AIM: Copy each line in which the string "由组织人事科牵头" occurs.

THE DATA:

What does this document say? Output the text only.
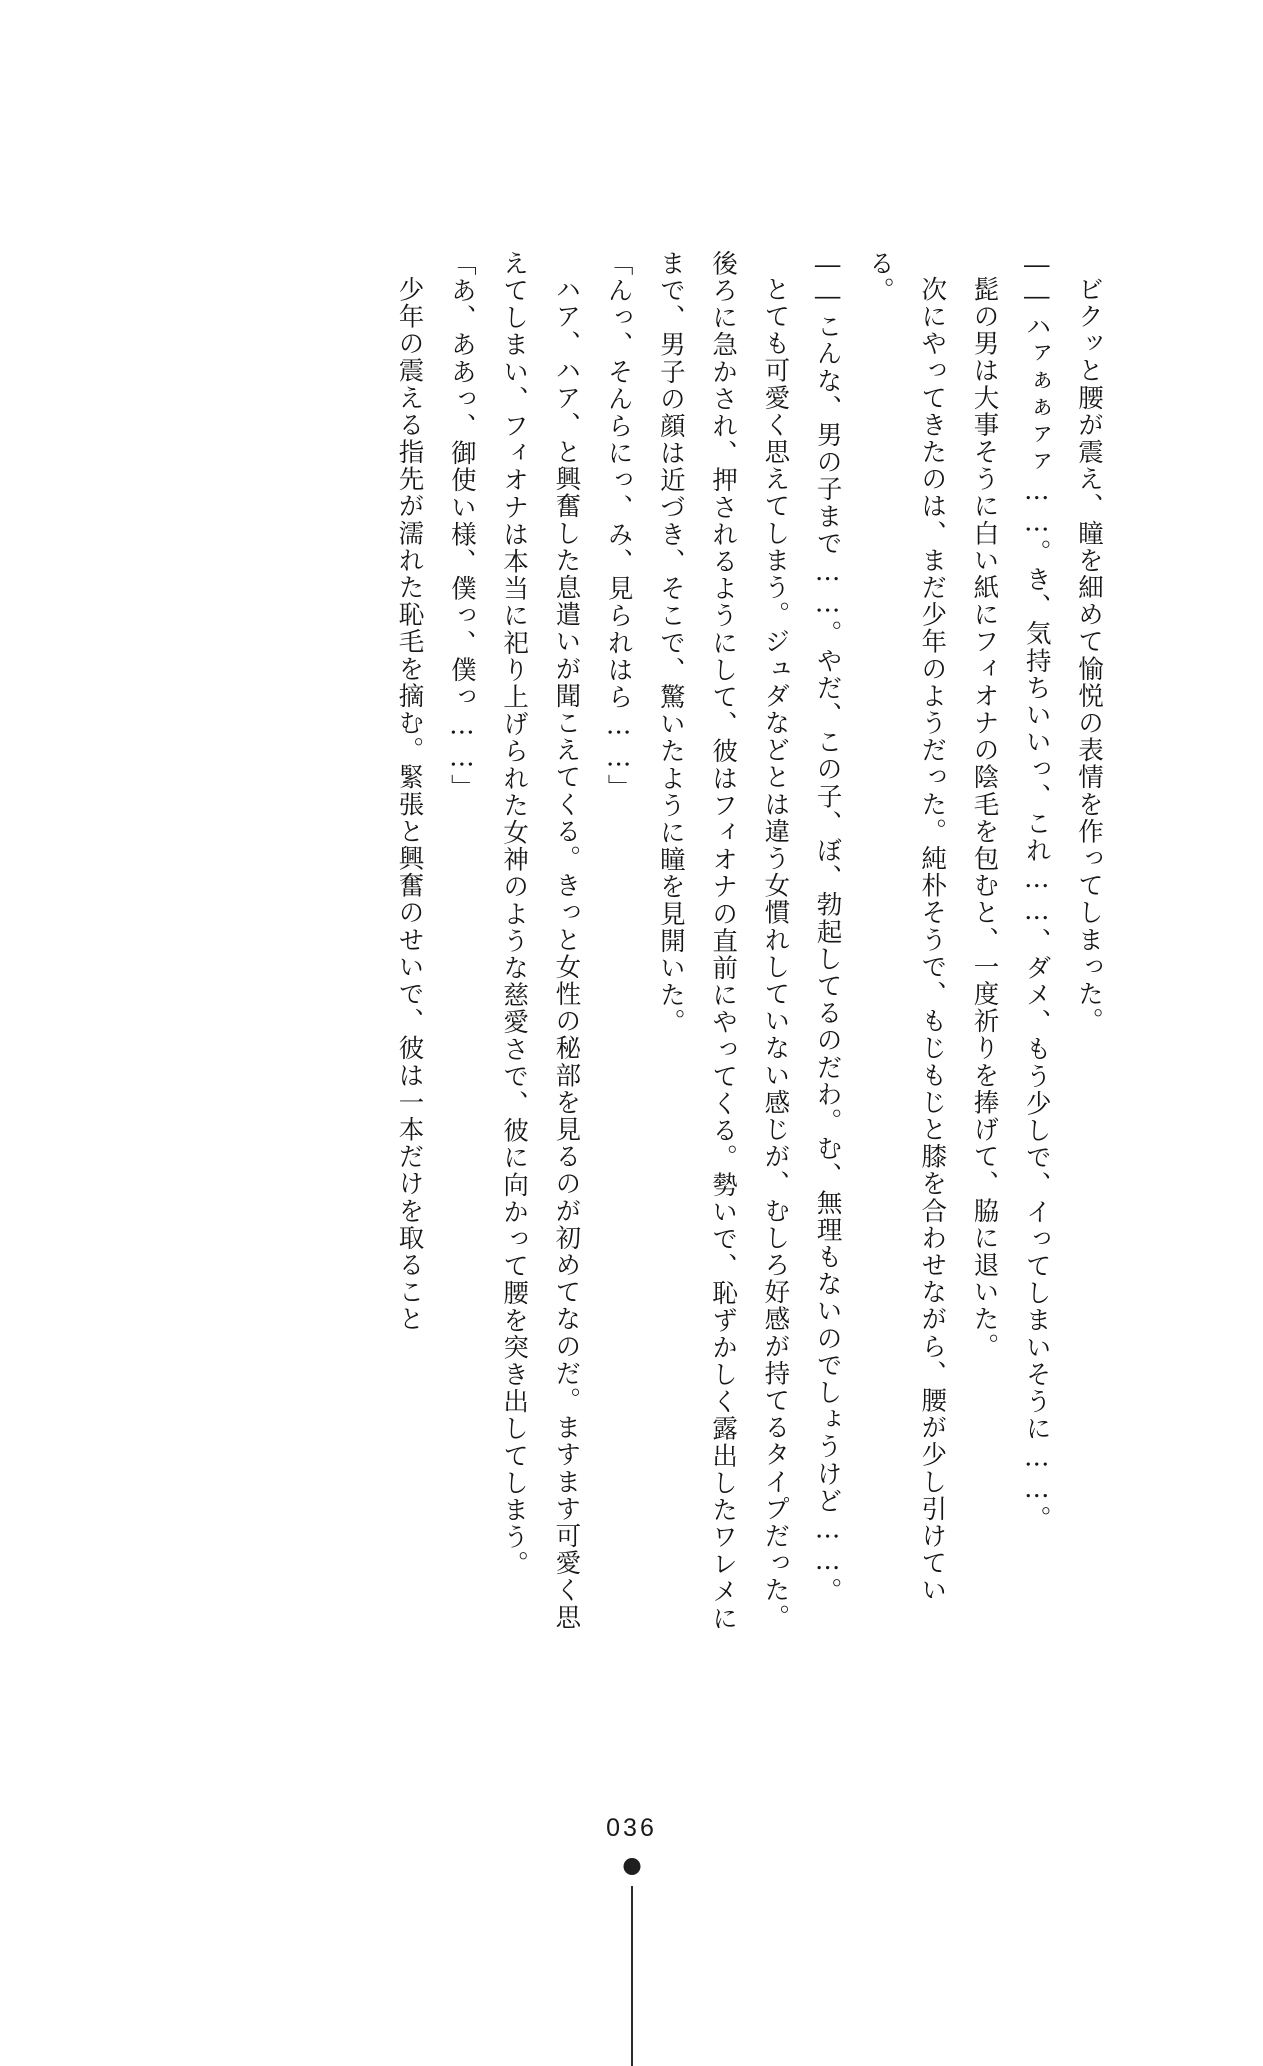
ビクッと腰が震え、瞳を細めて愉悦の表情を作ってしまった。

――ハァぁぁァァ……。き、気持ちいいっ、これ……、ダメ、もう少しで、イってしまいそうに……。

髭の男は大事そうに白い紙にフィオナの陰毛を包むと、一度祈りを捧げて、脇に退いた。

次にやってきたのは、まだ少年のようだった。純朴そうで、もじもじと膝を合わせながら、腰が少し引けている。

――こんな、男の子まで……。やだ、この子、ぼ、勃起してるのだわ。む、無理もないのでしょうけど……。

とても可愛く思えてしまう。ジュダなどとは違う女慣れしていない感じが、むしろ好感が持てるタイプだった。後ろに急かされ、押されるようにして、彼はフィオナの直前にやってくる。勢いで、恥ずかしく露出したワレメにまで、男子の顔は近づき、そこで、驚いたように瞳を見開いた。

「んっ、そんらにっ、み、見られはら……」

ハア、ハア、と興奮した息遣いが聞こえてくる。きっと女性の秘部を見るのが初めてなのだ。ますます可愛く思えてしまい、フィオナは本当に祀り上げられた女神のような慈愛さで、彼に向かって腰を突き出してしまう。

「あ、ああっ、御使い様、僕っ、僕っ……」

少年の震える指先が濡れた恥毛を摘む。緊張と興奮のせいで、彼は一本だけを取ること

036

* * *

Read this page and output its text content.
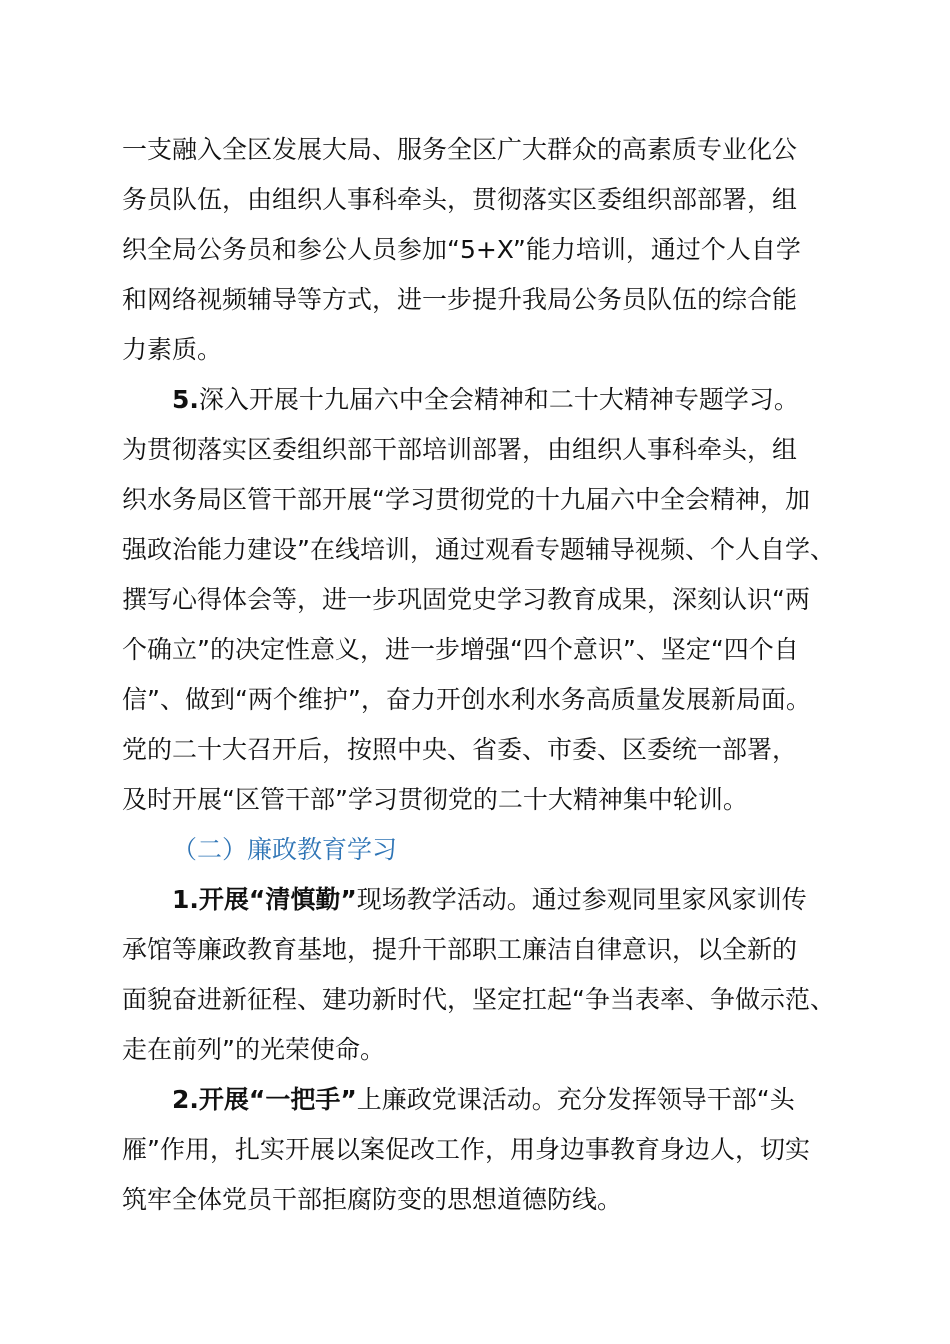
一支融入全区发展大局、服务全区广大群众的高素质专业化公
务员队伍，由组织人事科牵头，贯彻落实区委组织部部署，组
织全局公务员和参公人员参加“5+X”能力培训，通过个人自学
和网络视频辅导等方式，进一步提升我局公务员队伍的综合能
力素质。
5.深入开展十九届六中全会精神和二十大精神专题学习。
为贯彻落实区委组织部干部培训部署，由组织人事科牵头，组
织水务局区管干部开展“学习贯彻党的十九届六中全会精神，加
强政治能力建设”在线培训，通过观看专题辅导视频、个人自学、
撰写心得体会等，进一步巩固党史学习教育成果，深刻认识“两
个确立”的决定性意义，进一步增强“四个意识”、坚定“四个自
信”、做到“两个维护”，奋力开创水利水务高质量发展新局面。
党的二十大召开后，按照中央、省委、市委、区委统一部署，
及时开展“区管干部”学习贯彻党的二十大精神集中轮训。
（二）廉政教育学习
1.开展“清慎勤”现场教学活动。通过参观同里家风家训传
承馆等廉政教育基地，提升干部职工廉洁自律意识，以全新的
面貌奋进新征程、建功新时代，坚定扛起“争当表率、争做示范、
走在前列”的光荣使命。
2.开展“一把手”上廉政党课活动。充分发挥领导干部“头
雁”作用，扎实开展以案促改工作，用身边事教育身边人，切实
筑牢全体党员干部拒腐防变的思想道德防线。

RESULT BELOW:
务员队伍，由组织人事科牵头，贯彻落实区委组织部部署，组
为贯彻落实区委组织部干部培训部署，由组织人事科牵头，组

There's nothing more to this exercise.